GIVEN TASK:
Reproduce verbatim the stretch of items from the beginning through the line containing "поддержку творческой xyxy=(413,1366,786,1393)", with both ends included.

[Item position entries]

—————

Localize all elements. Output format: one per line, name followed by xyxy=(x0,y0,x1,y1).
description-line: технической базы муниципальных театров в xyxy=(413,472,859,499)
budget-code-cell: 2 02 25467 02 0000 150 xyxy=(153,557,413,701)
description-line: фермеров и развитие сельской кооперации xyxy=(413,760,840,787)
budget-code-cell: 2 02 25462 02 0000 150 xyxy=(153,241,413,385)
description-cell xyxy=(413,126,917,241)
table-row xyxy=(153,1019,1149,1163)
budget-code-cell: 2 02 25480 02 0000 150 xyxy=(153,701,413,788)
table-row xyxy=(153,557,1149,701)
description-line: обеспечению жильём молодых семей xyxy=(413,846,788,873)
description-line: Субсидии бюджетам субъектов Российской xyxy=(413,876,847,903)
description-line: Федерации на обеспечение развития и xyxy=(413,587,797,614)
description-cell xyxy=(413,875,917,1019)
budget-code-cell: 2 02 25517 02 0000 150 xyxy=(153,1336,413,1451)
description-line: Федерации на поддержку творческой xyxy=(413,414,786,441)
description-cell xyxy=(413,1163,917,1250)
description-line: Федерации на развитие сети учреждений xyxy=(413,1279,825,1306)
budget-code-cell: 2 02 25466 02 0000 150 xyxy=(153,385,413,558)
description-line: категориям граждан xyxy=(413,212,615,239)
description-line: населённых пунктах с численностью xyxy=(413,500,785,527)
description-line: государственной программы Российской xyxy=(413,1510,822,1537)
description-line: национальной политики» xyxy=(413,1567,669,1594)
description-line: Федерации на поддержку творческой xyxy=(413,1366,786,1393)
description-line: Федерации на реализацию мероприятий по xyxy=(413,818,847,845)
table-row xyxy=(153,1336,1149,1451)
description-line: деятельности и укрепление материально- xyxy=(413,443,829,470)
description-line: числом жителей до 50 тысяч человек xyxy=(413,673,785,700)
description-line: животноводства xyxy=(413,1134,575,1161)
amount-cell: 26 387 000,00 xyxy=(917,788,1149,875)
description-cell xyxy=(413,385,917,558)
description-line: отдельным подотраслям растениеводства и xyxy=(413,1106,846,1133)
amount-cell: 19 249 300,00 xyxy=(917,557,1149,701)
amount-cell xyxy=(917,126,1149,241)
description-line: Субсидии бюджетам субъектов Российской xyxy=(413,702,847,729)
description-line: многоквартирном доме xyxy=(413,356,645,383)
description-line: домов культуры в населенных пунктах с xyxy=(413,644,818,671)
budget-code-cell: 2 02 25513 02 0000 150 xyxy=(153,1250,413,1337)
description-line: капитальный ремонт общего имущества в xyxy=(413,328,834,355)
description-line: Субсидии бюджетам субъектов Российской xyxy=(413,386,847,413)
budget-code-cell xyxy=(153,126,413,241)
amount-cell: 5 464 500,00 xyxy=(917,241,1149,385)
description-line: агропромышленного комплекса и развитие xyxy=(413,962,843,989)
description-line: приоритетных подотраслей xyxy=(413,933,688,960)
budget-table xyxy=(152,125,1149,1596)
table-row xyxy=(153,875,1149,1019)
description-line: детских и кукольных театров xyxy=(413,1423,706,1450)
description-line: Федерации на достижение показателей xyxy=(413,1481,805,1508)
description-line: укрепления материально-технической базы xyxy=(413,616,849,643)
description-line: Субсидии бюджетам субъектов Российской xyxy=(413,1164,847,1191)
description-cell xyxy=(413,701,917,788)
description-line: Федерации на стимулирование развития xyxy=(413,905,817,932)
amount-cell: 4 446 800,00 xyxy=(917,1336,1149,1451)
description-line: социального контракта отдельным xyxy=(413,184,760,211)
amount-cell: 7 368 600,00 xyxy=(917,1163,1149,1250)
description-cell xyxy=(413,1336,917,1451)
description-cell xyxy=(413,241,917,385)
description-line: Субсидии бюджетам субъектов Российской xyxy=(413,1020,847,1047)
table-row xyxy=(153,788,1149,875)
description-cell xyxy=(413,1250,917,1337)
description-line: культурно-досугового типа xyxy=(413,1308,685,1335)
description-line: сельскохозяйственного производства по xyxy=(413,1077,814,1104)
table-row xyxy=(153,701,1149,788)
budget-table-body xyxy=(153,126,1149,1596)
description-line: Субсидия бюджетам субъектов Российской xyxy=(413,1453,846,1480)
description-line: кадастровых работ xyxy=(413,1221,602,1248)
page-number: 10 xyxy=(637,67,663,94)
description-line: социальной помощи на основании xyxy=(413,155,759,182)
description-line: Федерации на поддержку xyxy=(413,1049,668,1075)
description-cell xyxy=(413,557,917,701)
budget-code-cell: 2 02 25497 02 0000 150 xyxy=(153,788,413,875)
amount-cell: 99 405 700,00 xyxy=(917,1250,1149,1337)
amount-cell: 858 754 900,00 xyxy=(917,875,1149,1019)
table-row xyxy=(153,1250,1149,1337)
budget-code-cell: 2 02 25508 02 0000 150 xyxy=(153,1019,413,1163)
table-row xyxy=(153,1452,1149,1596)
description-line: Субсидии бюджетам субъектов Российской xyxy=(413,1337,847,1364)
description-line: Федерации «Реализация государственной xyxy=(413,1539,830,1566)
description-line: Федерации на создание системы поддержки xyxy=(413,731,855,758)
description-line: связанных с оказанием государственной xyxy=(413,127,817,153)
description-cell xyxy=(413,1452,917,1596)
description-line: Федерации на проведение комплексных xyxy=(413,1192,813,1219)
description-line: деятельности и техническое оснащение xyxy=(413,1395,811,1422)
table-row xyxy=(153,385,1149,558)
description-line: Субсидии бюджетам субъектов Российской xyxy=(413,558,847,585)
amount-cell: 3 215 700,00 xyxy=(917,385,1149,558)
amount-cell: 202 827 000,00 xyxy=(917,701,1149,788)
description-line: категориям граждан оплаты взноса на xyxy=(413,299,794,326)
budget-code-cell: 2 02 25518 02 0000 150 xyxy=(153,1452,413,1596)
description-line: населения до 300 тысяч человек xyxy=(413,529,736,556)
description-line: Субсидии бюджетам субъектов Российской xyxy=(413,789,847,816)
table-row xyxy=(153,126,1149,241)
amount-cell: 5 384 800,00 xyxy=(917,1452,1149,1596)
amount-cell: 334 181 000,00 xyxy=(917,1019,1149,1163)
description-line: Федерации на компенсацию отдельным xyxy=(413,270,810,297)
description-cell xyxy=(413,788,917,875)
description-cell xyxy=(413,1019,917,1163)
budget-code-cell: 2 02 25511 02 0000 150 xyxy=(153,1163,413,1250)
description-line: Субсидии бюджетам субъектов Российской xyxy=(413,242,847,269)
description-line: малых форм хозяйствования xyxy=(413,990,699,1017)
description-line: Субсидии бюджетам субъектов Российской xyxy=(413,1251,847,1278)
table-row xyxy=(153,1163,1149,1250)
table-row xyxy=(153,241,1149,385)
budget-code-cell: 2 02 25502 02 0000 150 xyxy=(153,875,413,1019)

—————

TASK SOLUTION:
Localize all elements. Output format: one per line, name followed by xyxy=(x0,y0,x1,y1).
description-line: технической базы муниципальных театров в xyxy=(413,472,859,499)
budget-code-cell: 2 02 25467 02 0000 150 xyxy=(153,557,413,701)
description-line: фермеров и развитие сельской кооперации xyxy=(413,760,840,787)
budget-code-cell: 2 02 25462 02 0000 150 xyxy=(153,241,413,385)
description-cell xyxy=(413,126,917,241)
table-row xyxy=(153,1019,1149,1163)
budget-code-cell: 2 02 25480 02 0000 150 xyxy=(153,701,413,788)
table-row xyxy=(153,557,1149,701)
description-line: обеспечению жильём молодых семей xyxy=(413,846,788,873)
description-line: Субсидии бюджетам субъектов Российской xyxy=(413,876,847,903)
description-line: Федерации на обеспечение развития и xyxy=(413,587,797,614)
description-cell xyxy=(413,875,917,1019)
budget-code-cell: 2 02 25517 02 0000 150 xyxy=(153,1336,413,1451)
description-line: Федерации на поддержку творческой xyxy=(413,414,786,441)
description-cell xyxy=(413,1163,917,1250)
description-line: Федерации на развитие сети учреждений xyxy=(413,1279,825,1306)
budget-code-cell: 2 02 25466 02 0000 150 xyxy=(153,385,413,558)
description-line: категориям граждан xyxy=(413,212,615,239)
description-line: населённых пунктах с численностью xyxy=(413,500,785,527)
description-line: государственной программы Российской xyxy=(413,1510,822,1537)
description-line: национальной политики» xyxy=(413,1567,669,1594)
description-line: Федерации на поддержку творческой xyxy=(413,1366,786,1393)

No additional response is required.